WHAT IS REQUIRED
State how many lines contain the string "ساقطة", and write nothing else.

========================================

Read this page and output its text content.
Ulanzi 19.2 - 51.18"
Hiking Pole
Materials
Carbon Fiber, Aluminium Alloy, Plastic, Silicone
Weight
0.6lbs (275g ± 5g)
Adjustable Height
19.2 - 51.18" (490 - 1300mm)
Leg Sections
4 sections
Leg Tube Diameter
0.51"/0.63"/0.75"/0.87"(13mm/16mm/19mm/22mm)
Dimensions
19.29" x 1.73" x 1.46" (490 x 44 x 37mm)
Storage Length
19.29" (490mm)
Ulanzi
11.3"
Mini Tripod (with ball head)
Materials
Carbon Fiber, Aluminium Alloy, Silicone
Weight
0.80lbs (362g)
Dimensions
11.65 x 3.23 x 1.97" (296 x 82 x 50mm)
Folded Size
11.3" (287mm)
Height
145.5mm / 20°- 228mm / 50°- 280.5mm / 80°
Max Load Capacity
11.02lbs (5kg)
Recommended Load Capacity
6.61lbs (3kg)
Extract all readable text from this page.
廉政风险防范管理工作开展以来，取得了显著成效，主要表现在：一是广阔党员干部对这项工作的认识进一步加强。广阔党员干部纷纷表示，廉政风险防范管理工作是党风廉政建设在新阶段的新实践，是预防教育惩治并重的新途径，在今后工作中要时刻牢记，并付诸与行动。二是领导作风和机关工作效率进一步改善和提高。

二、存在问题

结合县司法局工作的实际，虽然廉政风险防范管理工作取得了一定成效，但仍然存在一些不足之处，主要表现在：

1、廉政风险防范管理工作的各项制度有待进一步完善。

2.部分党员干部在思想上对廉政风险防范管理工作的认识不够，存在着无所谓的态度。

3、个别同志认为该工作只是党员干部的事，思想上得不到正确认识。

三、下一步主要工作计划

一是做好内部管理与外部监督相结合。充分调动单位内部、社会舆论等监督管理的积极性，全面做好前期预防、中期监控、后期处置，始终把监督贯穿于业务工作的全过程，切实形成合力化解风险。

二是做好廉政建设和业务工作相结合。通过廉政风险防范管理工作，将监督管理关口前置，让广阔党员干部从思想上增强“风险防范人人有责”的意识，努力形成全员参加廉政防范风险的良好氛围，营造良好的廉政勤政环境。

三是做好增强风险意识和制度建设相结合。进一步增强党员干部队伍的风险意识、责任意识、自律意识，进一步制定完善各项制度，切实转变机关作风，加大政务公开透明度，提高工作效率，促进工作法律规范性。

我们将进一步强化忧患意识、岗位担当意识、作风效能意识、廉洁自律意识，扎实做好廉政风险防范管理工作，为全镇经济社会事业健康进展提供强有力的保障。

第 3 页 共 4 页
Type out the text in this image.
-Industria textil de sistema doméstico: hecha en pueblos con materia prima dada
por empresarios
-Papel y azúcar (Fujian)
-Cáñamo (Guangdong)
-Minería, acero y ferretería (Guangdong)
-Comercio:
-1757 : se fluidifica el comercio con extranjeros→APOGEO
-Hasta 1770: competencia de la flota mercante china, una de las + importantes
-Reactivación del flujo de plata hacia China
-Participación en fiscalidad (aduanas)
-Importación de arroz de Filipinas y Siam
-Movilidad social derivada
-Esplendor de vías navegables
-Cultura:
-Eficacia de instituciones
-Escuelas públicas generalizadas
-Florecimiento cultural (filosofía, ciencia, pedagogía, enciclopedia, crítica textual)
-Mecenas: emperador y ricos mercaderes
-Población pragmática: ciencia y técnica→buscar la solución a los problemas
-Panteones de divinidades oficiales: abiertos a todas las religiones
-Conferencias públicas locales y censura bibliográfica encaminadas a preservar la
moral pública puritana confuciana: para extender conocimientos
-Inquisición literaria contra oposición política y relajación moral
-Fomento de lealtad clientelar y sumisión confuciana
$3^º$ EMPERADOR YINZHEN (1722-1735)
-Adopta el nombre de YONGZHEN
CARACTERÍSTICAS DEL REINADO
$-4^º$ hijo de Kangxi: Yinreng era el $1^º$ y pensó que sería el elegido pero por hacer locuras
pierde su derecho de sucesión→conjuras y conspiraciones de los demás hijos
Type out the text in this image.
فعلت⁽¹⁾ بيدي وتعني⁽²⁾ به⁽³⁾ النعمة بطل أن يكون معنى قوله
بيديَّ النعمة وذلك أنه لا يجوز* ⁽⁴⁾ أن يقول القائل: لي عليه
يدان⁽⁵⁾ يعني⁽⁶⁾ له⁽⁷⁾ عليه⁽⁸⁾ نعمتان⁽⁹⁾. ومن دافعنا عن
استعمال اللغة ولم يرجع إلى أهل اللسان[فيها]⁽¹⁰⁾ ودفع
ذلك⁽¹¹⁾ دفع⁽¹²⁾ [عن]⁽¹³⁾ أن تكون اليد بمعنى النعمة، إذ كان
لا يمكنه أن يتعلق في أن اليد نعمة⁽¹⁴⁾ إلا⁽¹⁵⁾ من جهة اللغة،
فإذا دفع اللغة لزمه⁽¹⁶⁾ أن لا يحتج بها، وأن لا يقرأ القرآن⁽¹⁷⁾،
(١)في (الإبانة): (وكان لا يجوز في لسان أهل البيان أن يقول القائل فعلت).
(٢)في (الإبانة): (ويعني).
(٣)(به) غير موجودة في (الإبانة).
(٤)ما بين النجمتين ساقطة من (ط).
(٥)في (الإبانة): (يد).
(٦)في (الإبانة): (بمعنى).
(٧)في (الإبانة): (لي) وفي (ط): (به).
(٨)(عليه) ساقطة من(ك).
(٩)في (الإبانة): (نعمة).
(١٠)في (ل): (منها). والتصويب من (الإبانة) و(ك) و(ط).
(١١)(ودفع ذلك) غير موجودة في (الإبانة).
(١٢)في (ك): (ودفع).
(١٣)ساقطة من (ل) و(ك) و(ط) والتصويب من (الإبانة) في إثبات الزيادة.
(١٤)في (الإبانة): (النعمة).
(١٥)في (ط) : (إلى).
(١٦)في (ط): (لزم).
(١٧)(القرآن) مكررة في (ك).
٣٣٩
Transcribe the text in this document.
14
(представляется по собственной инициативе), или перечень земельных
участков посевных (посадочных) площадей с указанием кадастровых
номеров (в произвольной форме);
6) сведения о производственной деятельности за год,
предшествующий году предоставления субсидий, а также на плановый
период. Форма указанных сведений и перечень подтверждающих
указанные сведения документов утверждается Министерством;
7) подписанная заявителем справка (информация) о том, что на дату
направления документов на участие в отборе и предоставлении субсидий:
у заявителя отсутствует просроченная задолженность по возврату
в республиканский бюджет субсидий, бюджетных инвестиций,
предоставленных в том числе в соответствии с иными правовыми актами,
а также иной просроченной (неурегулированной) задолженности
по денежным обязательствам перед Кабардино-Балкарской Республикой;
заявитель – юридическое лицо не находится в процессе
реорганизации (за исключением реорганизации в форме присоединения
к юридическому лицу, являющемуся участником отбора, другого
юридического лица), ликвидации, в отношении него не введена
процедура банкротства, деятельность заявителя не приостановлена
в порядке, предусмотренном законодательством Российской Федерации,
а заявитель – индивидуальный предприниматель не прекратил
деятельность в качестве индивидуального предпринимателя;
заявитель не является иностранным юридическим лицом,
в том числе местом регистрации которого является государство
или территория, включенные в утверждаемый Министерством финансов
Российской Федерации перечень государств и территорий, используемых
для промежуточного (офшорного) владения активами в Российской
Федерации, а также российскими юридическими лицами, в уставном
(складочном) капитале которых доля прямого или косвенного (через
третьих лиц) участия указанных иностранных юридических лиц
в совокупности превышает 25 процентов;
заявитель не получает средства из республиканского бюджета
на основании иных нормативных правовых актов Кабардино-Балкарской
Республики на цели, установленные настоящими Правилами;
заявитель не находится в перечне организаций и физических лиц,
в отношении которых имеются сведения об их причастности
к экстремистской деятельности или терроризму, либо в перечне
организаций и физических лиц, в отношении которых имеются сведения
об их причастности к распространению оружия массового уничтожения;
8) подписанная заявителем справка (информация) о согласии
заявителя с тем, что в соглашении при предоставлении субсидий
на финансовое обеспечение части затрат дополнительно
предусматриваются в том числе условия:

========================================

WRITTEN REPLY
3